[Source data]
········
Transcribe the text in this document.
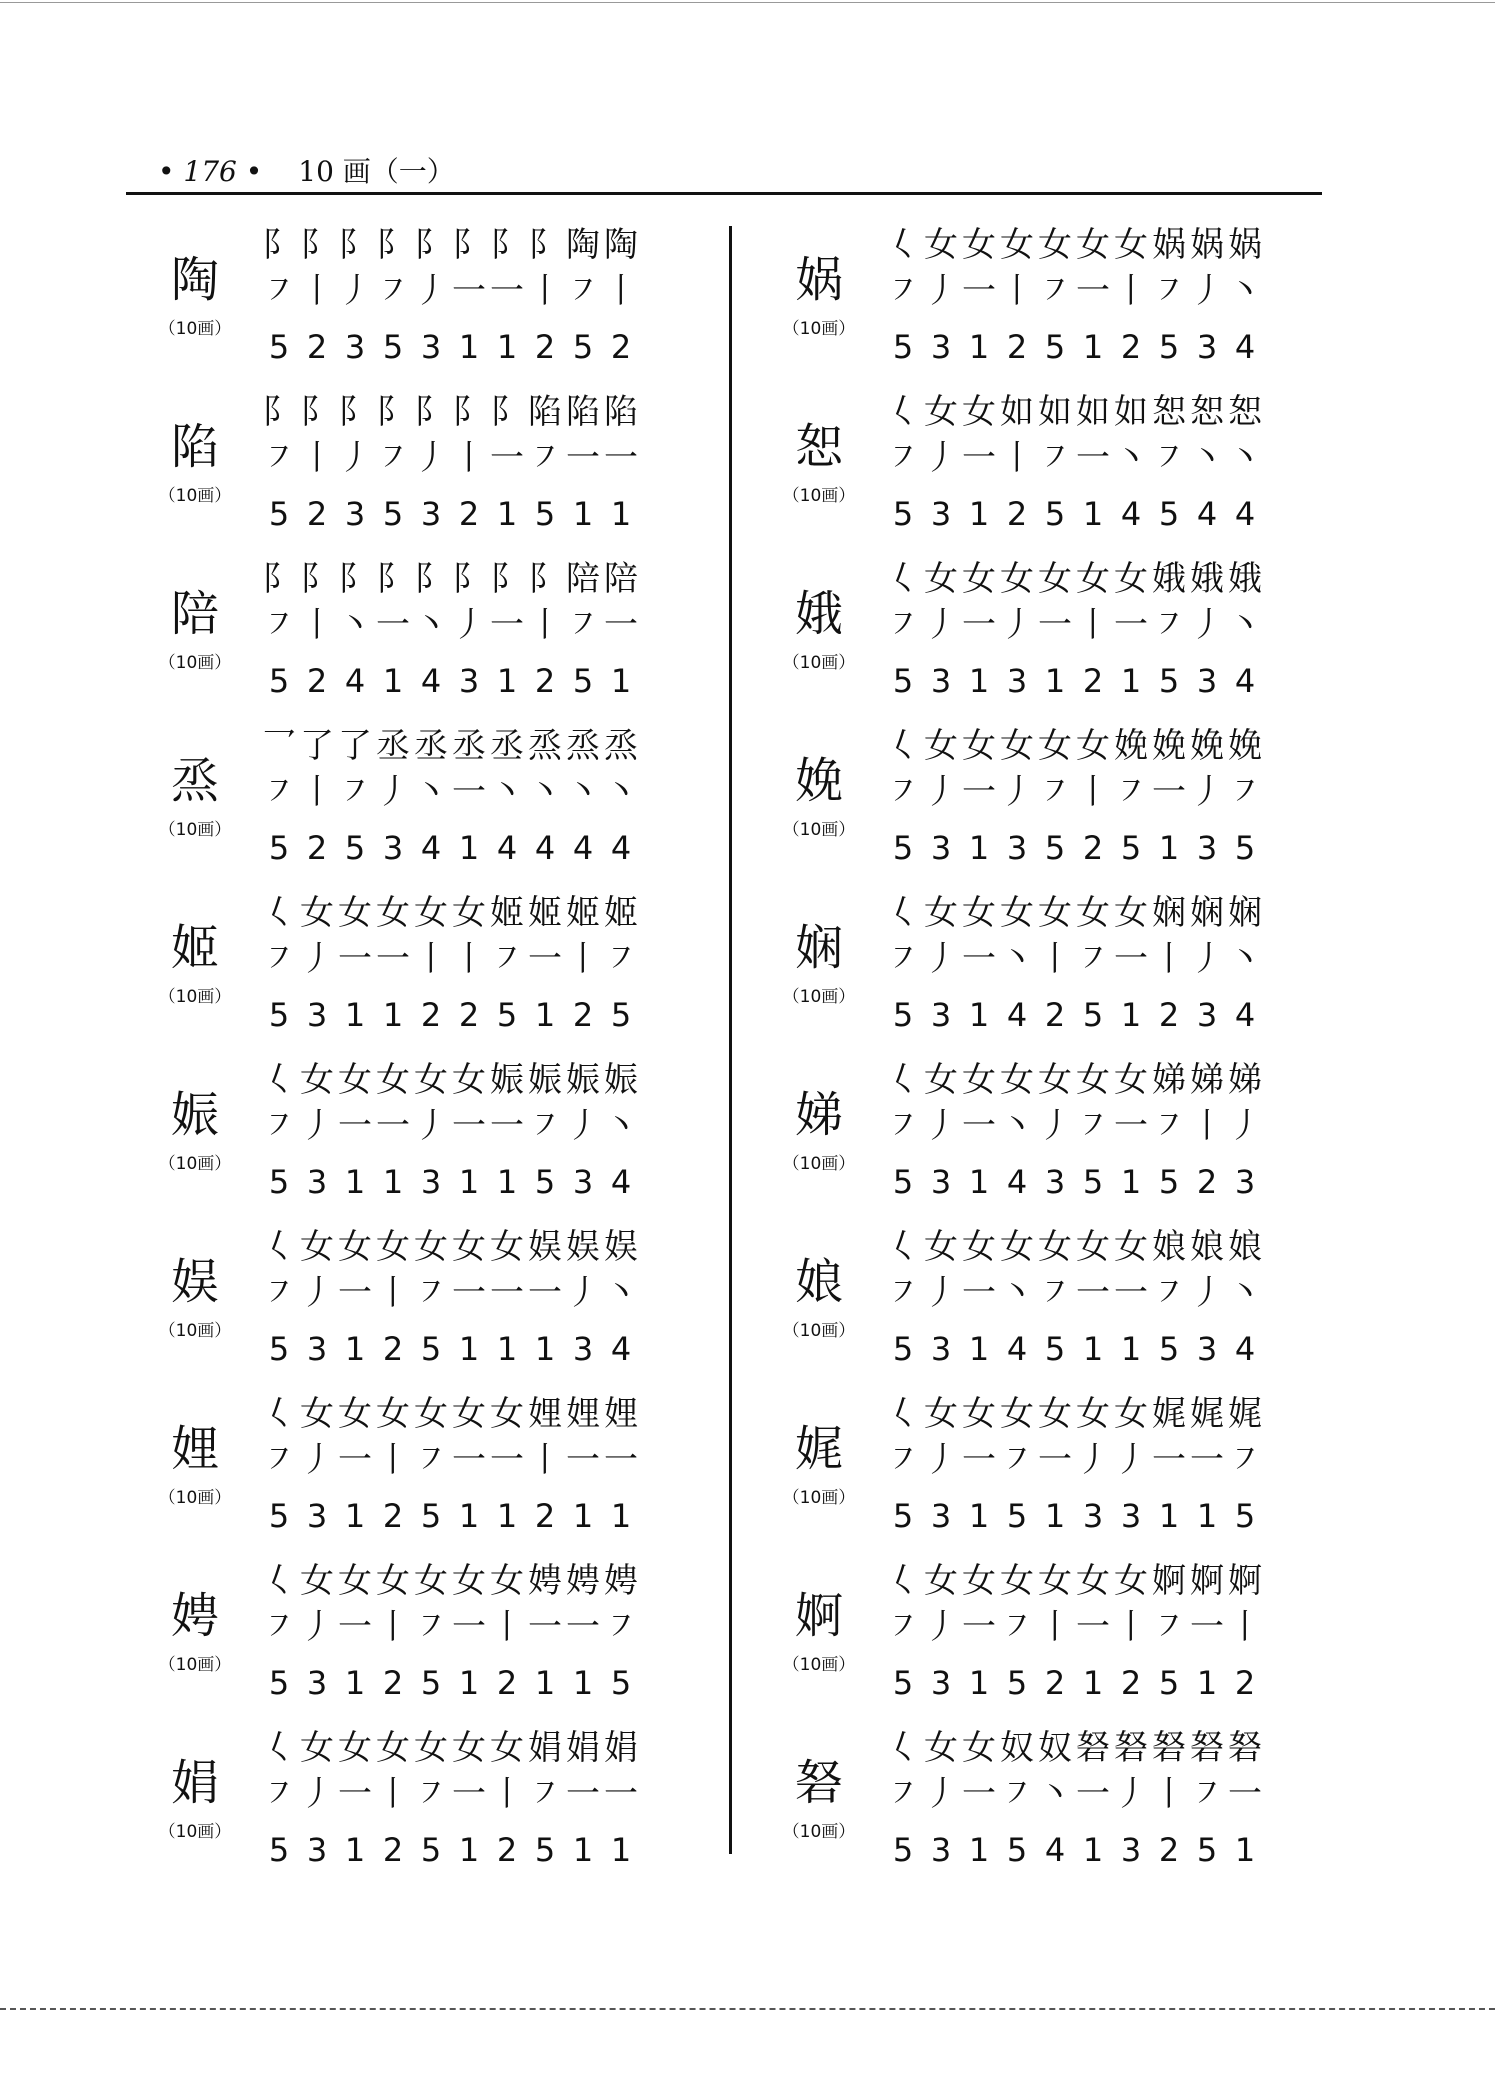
• 176 • 10 画（一）
陶
（10画）
⻖ 阝 阝 阝 阝 阝 阝 阝 陶 陶
㇇ 丨 丿 ㇇ 丿 一 一 丨 ㇇ 丨
5 2 3 5 3 1 1 2 5 2
陷
（10画）
⻖ 阝 阝 阝 阝 阝 阝 陷 陷 陷
㇇ 丨 丿 ㇇ 丿 丨 一 ㇇ 一 一
5 2 3 5 3 2 1 5 1 1
陪
（10画）
⻖ 阝 阝 阝 阝 阝 阝 阝 陪 陪
㇇ 丨 丶 一 丶 丿 一 丨 ㇇ 一
5 2 4 1 4 3 1 2 5 1
烝
（10画）
乛 了 了 丞 丞 丞 丞 烝 烝 烝
㇇ 丨 ㇇ 丿 丶 一 丶 丶 丶 丶
5 2 5 3 4 1 4 4 4 4
姬
（10画）
𡿨 女 女 女 女 女 姬 姬 姬 姬
㇇ 丿 一 一 丨 丨 ㇇ 一 丨 ㇇
5 3 1 1 2 2 5 1 2 5
娠
（10画）
𡿨 女 女 女 女 女 娠 娠 娠 娠
㇇ 丿 一 一 丿 一 一 ㇇ 丿 丶
5 3 1 1 3 1 1 5 3 4
娱
（10画）
𡿨 女 女 女 女 女 女 娱 娱 娱
㇇ 丿 一 丨 ㇇ 一 一 一 丿 丶
5 3 1 2 5 1 1 1 3 4
娌
（10画）
𡿨 女 女 女 女 女 女 娌 娌 娌
㇇ 丿 一 丨 ㇇ 一 一 丨 一 一
5 3 1 2 5 1 1 2 1 1
娉
（10画）
𡿨 女 女 女 女 女 女 娉 娉 娉
㇇ 丿 一 丨 ㇇ 一 丨 一 一 ㇇
5 3 1 2 5 1 2 1 1 5
娟
（10画）
𡿨 女 女 女 女 女 女 娟 娟 娟
㇇ 丿 一 丨 ㇇ 一 丨 ㇇ 一 一
5 3 1 2 5 1 2 5 1 1
娲
（10画）
𡿨 女 女 女 女 女 女 娲 娲 娲
㇇ 丿 一 丨 ㇇ 一 丨 ㇇ 丿 丶
5 3 1 2 5 1 2 5 3 4
恕
（10画）
𡿨 女 女 如 如 如 如 恕 恕 恕
㇇ 丿 一 丨 ㇇ 一 丶 ㇇ 丶 丶
5 3 1 2 5 1 4 5 4 4
娥
（10画）
𡿨 女 女 女 女 女 女 娥 娥 娥
㇇ 丿 一 丿 一 丨 一 ㇇ 丿 丶
5 3 1 3 1 2 1 5 3 4
娩
（10画）
𡿨 女 女 女 女 女 娩 娩 娩 娩
㇇ 丿 一 丿 ㇇ 丨 ㇇ 一 丿 ㇇
5 3 1 3 5 2 5 1 3 5
娴
（10画）
𡿨 女 女 女 女 女 女 娴 娴 娴
㇇ 丿 一 丶 丨 ㇇ 一 丨 丿 丶
5 3 1 4 2 5 1 2 3 4
娣
（10画）
𡿨 女 女 女 女 女 女 娣 娣 娣
㇇ 丿 一 丶 丿 ㇇ 一 ㇇ 丨 丿
5 3 1 4 3 5 1 5 2 3
娘
（10画）
𡿨 女 女 女 女 女 女 娘 娘 娘
㇇ 丿 一 丶 ㇇ 一 一 ㇇ 丿 丶
5 3 1 4 5 1 1 5 3 4
娓
（10画）
𡿨 女 女 女 女 女 女 娓 娓 娓
㇇ 丿 一 ㇇ 一 丿 丿 一 一 ㇇
5 3 1 5 1 3 3 1 1 5
婀
（10画）
𡿨 女 女 女 女 女 女 婀 婀 婀
㇇ 丿 一 ㇇ 丨 一 丨 ㇇ 一 丨
5 3 1 5 2 1 2 5 1 2
砮
（10画）
𡿨 女 女 奴 奴 砮 砮 砮 砮 砮
㇇ 丿 一 ㇇ 丶 一 丿 丨 ㇇ 一
5 3 1 5 4 1 3 2 5 1
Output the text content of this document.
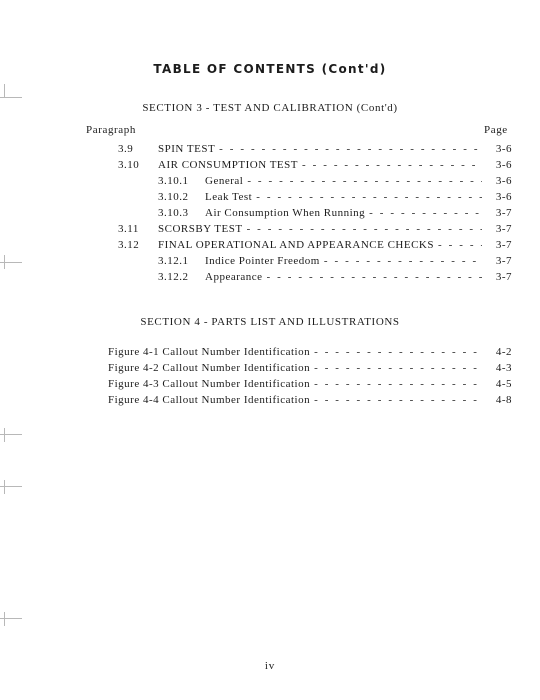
TABLE OF CONTENTS (Cont'd)
SECTION 3 - TEST AND CALIBRATION (Cont'd)
Paragraph	Page
3.9	SPIN TEST - - -	3-6
3.10	AIR CONSUMPTION TEST - - -	3-6
3.10.1	General - - -	3-6
3.10.2	Leak Test - - -	3-6
3.10.3	Air Consumption When Running - - -	3-7
3.11	SCORSBY TEST - - -	3-7
3.12	FINAL OPERATIONAL AND APPEARANCE CHECKS - - -	3-7
3.12.1	Indice Pointer Freedom - - -	3-7
3.12.2	Appearance - - -	3-7
SECTION 4 - PARTS LIST AND ILLUSTRATIONS
Figure 4-1 Callout Number Identification - - -	4-2
Figure 4-2 Callout Number Identification - - -	4-3
Figure 4-3 Callout Number Identification - - -	4-5
Figure 4-4 Callout Number Identification - - -	4-8
iv
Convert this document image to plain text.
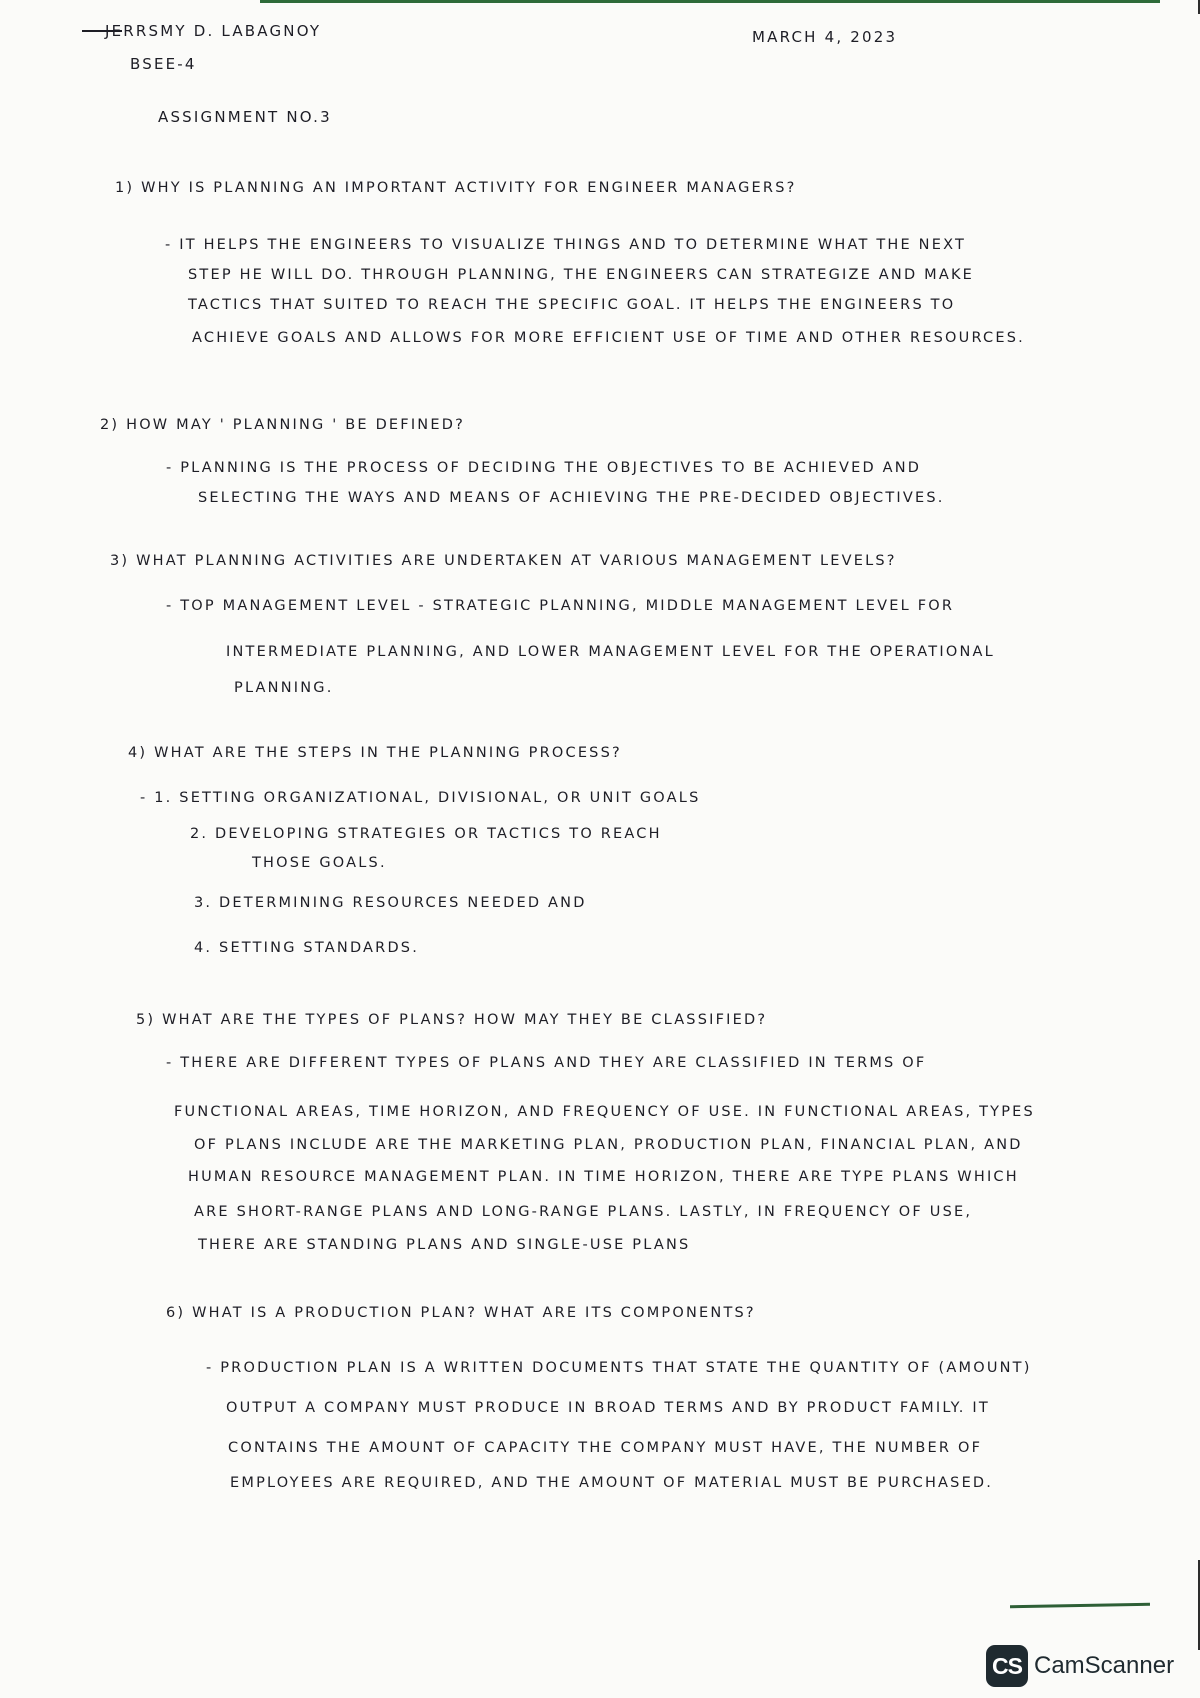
JERRSMY D. LABAGNOY
BSEE-4
MARCH 4, 2023
ASSIGNMENT NO.3
1) WHY IS PLANNING AN IMPORTANT ACTIVITY FOR ENGINEER MANAGERS?
- IT HELPS THE ENGINEERS TO VISUALIZE THINGS AND TO DETERMINE WHAT THE NEXT
STEP HE WILL DO. THROUGH PLANNING, THE ENGINEERS CAN STRATEGIZE AND MAKE
TACTICS THAT SUITED TO REACH THE SPECIFIC GOAL. IT HELPS THE ENGINEERS TO
ACHIEVE GOALS AND ALLOWS FOR MORE EFFICIENT USE OF TIME AND OTHER RESOURCES.
2) HOW MAY ' PLANNING ' BE DEFINED?
- PLANNING IS THE PROCESS OF DECIDING THE OBJECTIVES TO BE ACHIEVED AND
SELECTING THE WAYS AND MEANS OF ACHIEVING THE PRE-DECIDED OBJECTIVES.
3) WHAT PLANNING ACTIVITIES ARE UNDERTAKEN AT VARIOUS MANAGEMENT LEVELS?
- TOP MANAGEMENT LEVEL - STRATEGIC PLANNING, MIDDLE MANAGEMENT LEVEL FOR
INTERMEDIATE PLANNING, AND LOWER MANAGEMENT LEVEL FOR THE OPERATIONAL
PLANNING.
4) WHAT ARE THE STEPS IN THE PLANNING PROCESS?
- 1. SETTING ORGANIZATIONAL, DIVISIONAL, OR UNIT GOALS
2. DEVELOPING STRATEGIES OR TACTICS TO REACH
THOSE GOALS.
3. DETERMINING RESOURCES NEEDED AND
4. SETTING STANDARDS.
5) WHAT ARE THE TYPES OF PLANS? HOW MAY THEY BE CLASSIFIED?
- THERE ARE DIFFERENT TYPES OF PLANS AND THEY ARE CLASSIFIED IN TERMS OF
FUNCTIONAL AREAS, TIME HORIZON, AND FREQUENCY OF USE. IN FUNCTIONAL AREAS, TYPES
OF PLANS INCLUDE ARE THE MARKETING PLAN, PRODUCTION PLAN, FINANCIAL PLAN, AND
HUMAN RESOURCE MANAGEMENT PLAN. IN TIME HORIZON, THERE ARE TYPE PLANS WHICH
ARE SHORT-RANGE PLANS AND LONG-RANGE PLANS. LASTLY, IN FREQUENCY OF USE,
THERE ARE STANDING PLANS AND SINGLE-USE PLANS
6) WHAT IS A PRODUCTION PLAN? WHAT ARE ITS COMPONENTS?
- PRODUCTION PLAN IS A WRITTEN DOCUMENTS THAT STATE THE QUANTITY OF (AMOUNT)
OUTPUT A COMPANY MUST PRODUCE IN BROAD TERMS AND BY PRODUCT FAMILY. IT
CONTAINS THE AMOUNT OF CAPACITY THE COMPANY MUST HAVE, THE NUMBER OF
EMPLOYEES ARE REQUIRED, AND THE AMOUNT OF MATERIAL MUST BE PURCHASED.
CS CamScanner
········
WHAT YOU WILL DO ->
Search the listing for the string "this". Copy each line where it turns up.

REPLY ->
Transcribe the text in this document.
Output the text content of this document.
Convert this document image to plain text.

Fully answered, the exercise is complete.